--- BEGIN SOURCE TEXT ---

So I’m here and it’s cold and it’s 49.  But I ran out of the regular aftershave lotion I usually use, and realized I have this face sunscreen Neutrogena junk that is SPF 20 suntan lotion, but it’s also aftershave lotion, so I used that.  And of course the smell is an immediate reminder of the summer, and specifically the only time in the summer when I am outside, i.e. baseball games.  It makes me wish that instead of a cold almost-December day, it was a blistering June day, and I was dragging a ton of photo gear to a 100-level seat to swelter and smell fresh-cut grass and obsess about the best pitch to follow a fast ball-inside,curve ball-outside sequence.  But there are four months until opening day, and there’s a lot of bad trade decisions by the O’Dowds to wring hands over between then and now.

I’m also wondering what will happen to the Oakland A’s.  Right now, it looks like they will move to San Jose, but there are some last ditch plans to throw together a stadium proposal for Oakland to keep the team.  The current plan is down to a location near Jack London square, which is just a couple of miles from our house, and would be a major win.  The bad news is they are just starting to talk about it, which means they are years behind the San Jose proposal.  And I don’t know much about Oakland city planning, but the one thing I am learning is that it’s horribly conflicted, and it’s impossible to get anything done.

--- END SOURCE TEXT ---

_CHALLENGES_
1 > From the baseball blog post, reproduce everything from "So I’m here" down to "then and now.".
2 > Translate this sentence from the baseball blog post into Spanish: "I’m also wondering what will happen to the Oakland A’s."

--- BEGIN SUPPLIED RECORDS ---

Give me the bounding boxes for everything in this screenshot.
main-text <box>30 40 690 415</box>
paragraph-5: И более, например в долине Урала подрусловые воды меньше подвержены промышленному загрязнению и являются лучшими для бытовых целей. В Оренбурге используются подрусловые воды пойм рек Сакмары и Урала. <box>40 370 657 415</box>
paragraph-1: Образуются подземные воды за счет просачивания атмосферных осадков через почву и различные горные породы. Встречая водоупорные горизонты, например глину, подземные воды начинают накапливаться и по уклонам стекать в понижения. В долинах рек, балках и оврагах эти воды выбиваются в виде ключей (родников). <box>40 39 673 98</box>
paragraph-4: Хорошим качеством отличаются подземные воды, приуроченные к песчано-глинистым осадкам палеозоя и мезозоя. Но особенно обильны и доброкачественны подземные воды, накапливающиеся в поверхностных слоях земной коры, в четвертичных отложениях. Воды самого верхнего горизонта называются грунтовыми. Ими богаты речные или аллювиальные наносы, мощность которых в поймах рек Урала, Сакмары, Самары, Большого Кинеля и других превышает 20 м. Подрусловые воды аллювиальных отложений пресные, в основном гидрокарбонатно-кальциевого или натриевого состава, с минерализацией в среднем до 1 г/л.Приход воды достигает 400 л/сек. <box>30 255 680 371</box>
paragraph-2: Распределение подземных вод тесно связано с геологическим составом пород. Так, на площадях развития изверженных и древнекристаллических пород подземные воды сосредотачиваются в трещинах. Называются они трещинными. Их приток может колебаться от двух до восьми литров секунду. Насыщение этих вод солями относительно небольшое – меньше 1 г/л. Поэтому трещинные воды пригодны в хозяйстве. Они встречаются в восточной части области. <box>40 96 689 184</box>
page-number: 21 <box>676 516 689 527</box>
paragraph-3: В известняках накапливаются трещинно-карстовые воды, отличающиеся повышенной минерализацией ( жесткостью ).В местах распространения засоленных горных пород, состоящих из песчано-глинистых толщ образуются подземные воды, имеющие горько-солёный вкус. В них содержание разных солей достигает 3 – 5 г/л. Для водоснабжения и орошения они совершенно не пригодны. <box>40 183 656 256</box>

--- END SUPPLIED RECORDS ---

_TASK-BY-TASK SOLUTIONS_
1 >
So I’m here and it’s cold and it’s 49.  But I ran out of the regular aftershave lotion I usually use, and realized I have this face sunscreen Neutrogena junk that is SPF 20 suntan lotion, but it’s also aftershave lotion, so I used that.  And of course the smell is an immediate reminder of the summer, and specifically the only time in the summer when I am outside, i.e. baseball games.  It makes me wish that instead of a cold almost-December day, it was a blistering June day, and I was dragging a ton of photo gear to a 100-level seat to swelter and smell fresh-cut grass and obsess about the best pitch to follow a fast ball-inside,curve ball-outside sequence.  But there are four months until opening day, and there’s a lot of bad trade decisions by the O’Dowds to wring hands over between then and now.

2 > También me pregunto qué pasará con los Oakland A’s.